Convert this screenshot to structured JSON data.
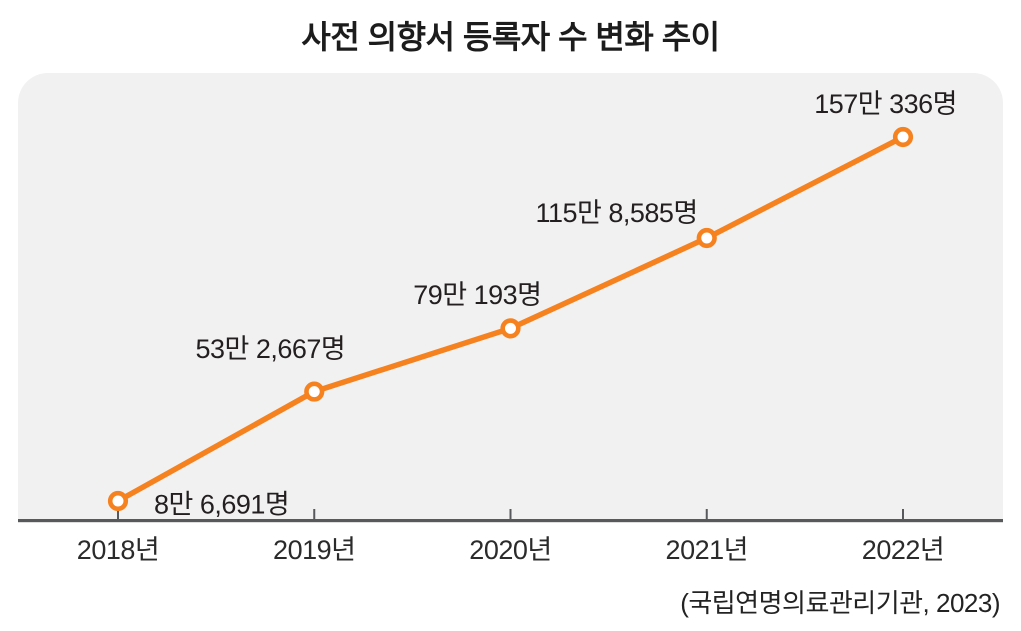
{
  "title": "사전 의향서 등록자 수 변화 추이",
  "source": "(국립연명의료관리기관, 2023)",
  "chart_data": {
    "type": "line",
    "title": "사전 의향서 등록자 수 변화 추이",
    "categories": [
      "2018년",
      "2019년",
      "2020년",
      "2021년",
      "2022년"
    ],
    "values": [
      86691,
      532667,
      790193,
      1158585,
      1570336
    ],
    "point_labels": [
      "8만 6,691명",
      "53만 2,667명",
      "79만 193명",
      "115만 8,585명",
      "157만 336명"
    ],
    "series_name": "사전 의향서 등록자 수",
    "unit": "명",
    "xlabel": "",
    "ylabel": "",
    "legend": "none",
    "grid": false,
    "marker": "open-circle",
    "line_color": "#f5821f",
    "marker_fill": "#ffffff",
    "plot_bg": "#f1f1f2",
    "axis_color": "#58595b",
    "label_color": "#231f20",
    "source_note": "(국립연명의료관리기관, 2023)"
  }
}
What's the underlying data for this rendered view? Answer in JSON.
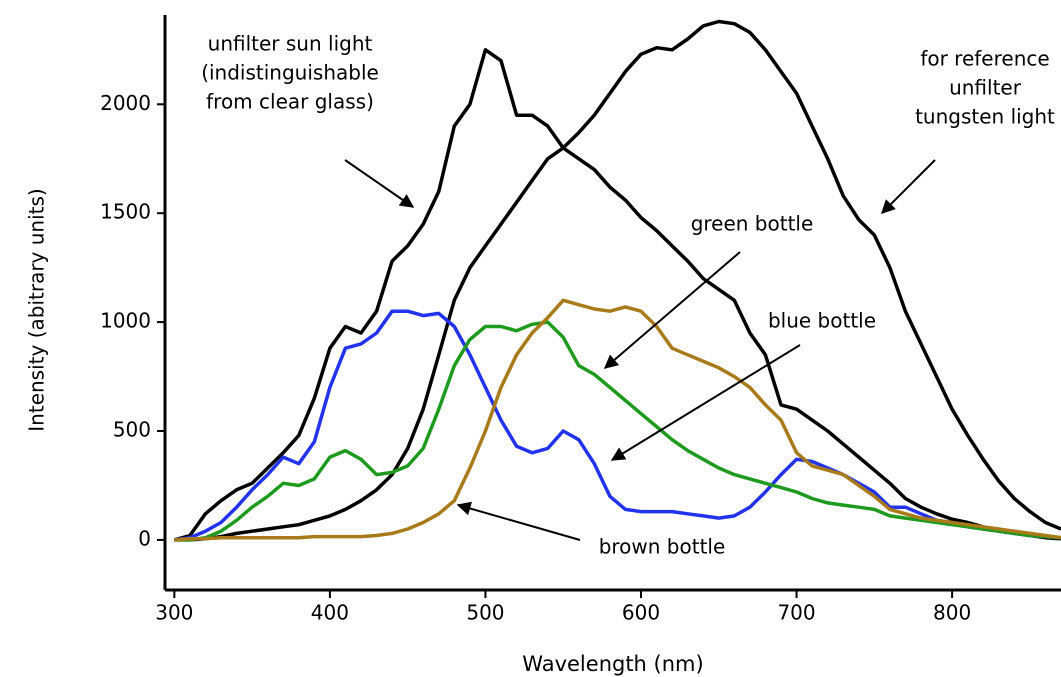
{
  "chart_data": {
    "type": "line",
    "x_label": "Wavelength (nm)",
    "y_label": "Intensity (abitrary units)",
    "x": [
      300,
      310,
      320,
      330,
      340,
      350,
      360,
      370,
      380,
      390,
      400,
      410,
      420,
      430,
      440,
      450,
      460,
      470,
      480,
      490,
      500,
      510,
      520,
      530,
      540,
      550,
      560,
      570,
      580,
      590,
      600,
      610,
      620,
      630,
      640,
      650,
      660,
      670,
      680,
      690,
      700,
      710,
      720,
      730,
      740,
      750,
      760,
      770,
      780,
      790,
      800,
      810,
      820,
      830,
      840,
      850,
      860,
      870
    ],
    "series": [
      {
        "name": "unfilter sun light",
        "color": "#000000",
        "values": [
          0,
          20,
          120,
          180,
          230,
          260,
          330,
          400,
          480,
          650,
          880,
          980,
          950,
          1050,
          1280,
          1350,
          1450,
          1600,
          1900,
          2000,
          2250,
          2200,
          1950,
          1950,
          1900,
          1800,
          1750,
          1700,
          1620,
          1560,
          1480,
          1420,
          1350,
          1280,
          1200,
          1150,
          1100,
          950,
          850,
          620,
          600,
          550,
          500,
          440,
          380,
          320,
          260,
          190,
          150,
          120,
          95,
          80,
          60,
          40,
          30,
          20,
          10,
          5
        ]
      },
      {
        "name": "tungsten light",
        "color": "#000000",
        "values": [
          0,
          0,
          5,
          15,
          30,
          40,
          50,
          60,
          70,
          90,
          110,
          140,
          180,
          230,
          300,
          420,
          600,
          850,
          1100,
          1250,
          1350,
          1450,
          1550,
          1650,
          1750,
          1800,
          1870,
          1950,
          2050,
          2150,
          2230,
          2260,
          2250,
          2300,
          2360,
          2380,
          2370,
          2330,
          2250,
          2150,
          2050,
          1900,
          1750,
          1580,
          1470,
          1400,
          1250,
          1050,
          900,
          750,
          600,
          480,
          370,
          270,
          190,
          130,
          80,
          50
        ]
      },
      {
        "name": "blue bottle",
        "color": "#2233ee",
        "values": [
          0,
          10,
          40,
          80,
          150,
          230,
          300,
          380,
          350,
          450,
          700,
          880,
          900,
          950,
          1050,
          1050,
          1030,
          1040,
          980,
          850,
          700,
          550,
          430,
          400,
          420,
          500,
          460,
          350,
          200,
          140,
          130,
          130,
          130,
          120,
          110,
          100,
          110,
          150,
          220,
          300,
          370,
          360,
          330,
          300,
          260,
          220,
          150,
          150,
          120,
          90,
          80,
          60,
          50,
          40,
          30,
          20,
          15,
          10
        ]
      },
      {
        "name": "green bottle",
        "color": "#1e9a1e",
        "values": [
          0,
          0,
          10,
          40,
          90,
          150,
          200,
          260,
          250,
          280,
          380,
          410,
          370,
          300,
          310,
          340,
          420,
          600,
          800,
          920,
          980,
          980,
          960,
          990,
          1000,
          930,
          800,
          760,
          700,
          640,
          580,
          520,
          460,
          410,
          370,
          330,
          300,
          280,
          260,
          240,
          220,
          190,
          170,
          160,
          150,
          140,
          110,
          100,
          90,
          80,
          70,
          60,
          50,
          40,
          30,
          20,
          15,
          10
        ]
      },
      {
        "name": "brown bottle",
        "color": "#a87a1a",
        "values": [
          0,
          5,
          5,
          10,
          10,
          10,
          10,
          10,
          10,
          15,
          15,
          15,
          15,
          20,
          30,
          50,
          80,
          120,
          180,
          330,
          500,
          700,
          850,
          950,
          1020,
          1100,
          1080,
          1060,
          1050,
          1070,
          1050,
          980,
          880,
          850,
          820,
          790,
          750,
          700,
          620,
          550,
          400,
          340,
          320,
          300,
          250,
          200,
          140,
          120,
          100,
          90,
          80,
          70,
          60,
          50,
          40,
          30,
          20,
          10
        ]
      }
    ],
    "annotations": [
      [
        "unfilter sun light",
        "(indistinguishable",
        "from clear glass)"
      ],
      [
        "for reference",
        "unfilter",
        "tungsten light"
      ],
      [
        "green bottle"
      ],
      [
        "blue bottle"
      ],
      [
        "brown bottle"
      ]
    ],
    "xlim": [
      294,
      870
    ],
    "ylim": [
      -230,
      2410
    ],
    "xticks": [
      300,
      400,
      500,
      600,
      700,
      800
    ],
    "yticks": [
      0,
      500,
      1000,
      1500,
      2000
    ]
  }
}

__________________________________________________

**EXERCISE BRIEF**: All of the material above is to be copied exactly, except for its images.

**EXERCISE OUTPUT**:
Convert this screenshot to structured JSON data.
{
  "title": "사전 의향서 등록자 수 변화 추이",
  "source": "(국립연명의료관리기관, 2023)",
  "chart_data": {
    "type": "line",
    "title": "사전 의향서 등록자 수 변화 추이",
    "categories": [
      "2018년",
      "2019년",
      "2020년",
      "2021년",
      "2022년"
    ],
    "values": [
      86691,
      532667,
      790193,
      1158585,
      1570336
    ],
    "point_labels": [
      "8만 6,691명",
      "53만 2,667명",
      "79만 193명",
      "115만 8,585명",
      "157만 336명"
    ],
    "series_name": "사전 의향서 등록자 수",
    "unit": "명",
    "xlabel": "",
    "ylabel": "",
    "legend": "none",
    "grid": false,
    "marker": "open-circle",
    "line_color": "#f5821f",
    "marker_fill": "#ffffff",
    "plot_bg": "#f1f1f2",
    "axis_color": "#58595b",
    "label_color": "#231f20",
    "source_note": "(국립연명의료관리기관, 2023)"
  }
}
What's the underlying data for this rendered view? Answer in JSON.
{
  "chart_data": {
    "type": "line",
    "x_label": "Wavelength (nm)",
    "y_label": "Intensity (abitrary units)",
    "x": [
      300,
      310,
      320,
      330,
      340,
      350,
      360,
      370,
      380,
      390,
      400,
      410,
      420,
      430,
      440,
      450,
      460,
      470,
      480,
      490,
      500,
      510,
      520,
      530,
      540,
      550,
      560,
      570,
      580,
      590,
      600,
      610,
      620,
      630,
      640,
      650,
      660,
      670,
      680,
      690,
      700,
      710,
      720,
      730,
      740,
      750,
      760,
      770,
      780,
      790,
      800,
      810,
      820,
      830,
      840,
      850,
      860,
      870
    ],
    "series": [
      {
        "name": "unfilter sun light",
        "color": "#000000",
        "values": [
          0,
          20,
          120,
          180,
          230,
          260,
          330,
          400,
          480,
          650,
          880,
          980,
          950,
          1050,
          1280,
          1350,
          1450,
          1600,
          1900,
          2000,
          2250,
          2200,
          1950,
          1950,
          1900,
          1800,
          1750,
          1700,
          1620,
          1560,
          1480,
          1420,
          1350,
          1280,
          1200,
          1150,
          1100,
          950,
          850,
          620,
          600,
          550,
          500,
          440,
          380,
          320,
          260,
          190,
          150,
          120,
          95,
          80,
          60,
          40,
          30,
          20,
          10,
          5
        ]
      },
      {
        "name": "tungsten light",
        "color": "#000000",
        "values": [
          0,
          0,
          5,
          15,
          30,
          40,
          50,
          60,
          70,
          90,
          110,
          140,
          180,
          230,
          300,
          420,
          600,
          850,
          1100,
          1250,
          1350,
          1450,
          1550,
          1650,
          1750,
          1800,
          1870,
          1950,
          2050,
          2150,
          2230,
          2260,
          2250,
          2300,
          2360,
          2380,
          2370,
          2330,
          2250,
          2150,
          2050,
          1900,
          1750,
          1580,
          1470,
          1400,
          1250,
          1050,
          900,
          750,
          600,
          480,
          370,
          270,
          190,
          130,
          80,
          50
        ]
      },
      {
        "name": "blue bottle",
        "color": "#2233ee",
        "values": [
          0,
          10,
          40,
          80,
          150,
          230,
          300,
          380,
          350,
          450,
          700,
          880,
          900,
          950,
          1050,
          1050,
          1030,
          1040,
          980,
          850,
          700,
          550,
          430,
          400,
          420,
          500,
          460,
          350,
          200,
          140,
          130,
          130,
          130,
          120,
          110,
          100,
          110,
          150,
          220,
          300,
          370,
          360,
          330,
          300,
          260,
          220,
          150,
          150,
          120,
          90,
          80,
          60,
          50,
          40,
          30,
          20,
          15,
          10
        ]
      },
      {
        "name": "green bottle",
        "color": "#1e9a1e",
        "values": [
          0,
          0,
          10,
          40,
          90,
          150,
          200,
          260,
          250,
          280,
          380,
          410,
          370,
          300,
          310,
          340,
          420,
          600,
          800,
          920,
          980,
          980,
          960,
          990,
          1000,
          930,
          800,
          760,
          700,
          640,
          580,
          520,
          460,
          410,
          370,
          330,
          300,
          280,
          260,
          240,
          220,
          190,
          170,
          160,
          150,
          140,
          110,
          100,
          90,
          80,
          70,
          60,
          50,
          40,
          30,
          20,
          15,
          10
        ]
      },
      {
        "name": "brown bottle",
        "color": "#a87a1a",
        "values": [
          0,
          5,
          5,
          10,
          10,
          10,
          10,
          10,
          10,
          15,
          15,
          15,
          15,
          20,
          30,
          50,
          80,
          120,
          180,
          330,
          500,
          700,
          850,
          950,
          1020,
          1100,
          1080,
          1060,
          1050,
          1070,
          1050,
          980,
          880,
          850,
          820,
          790,
          750,
          700,
          620,
          550,
          400,
          340,
          320,
          300,
          250,
          200,
          140,
          120,
          100,
          90,
          80,
          70,
          60,
          50,
          40,
          30,
          20,
          10
        ]
      }
    ],
    "annotations": [
      [
        "unfilter sun light",
        "(indistinguishable",
        "from clear glass)"
      ],
      [
        "for reference",
        "unfilter",
        "tungsten light"
      ],
      [
        "green bottle"
      ],
      [
        "blue bottle"
      ],
      [
        "brown bottle"
      ]
    ],
    "xlim": [
      294,
      870
    ],
    "ylim": [
      -230,
      2410
    ],
    "xticks": [
      300,
      400,
      500,
      600,
      700,
      800
    ],
    "yticks": [
      0,
      500,
      1000,
      1500,
      2000
    ]
  }
}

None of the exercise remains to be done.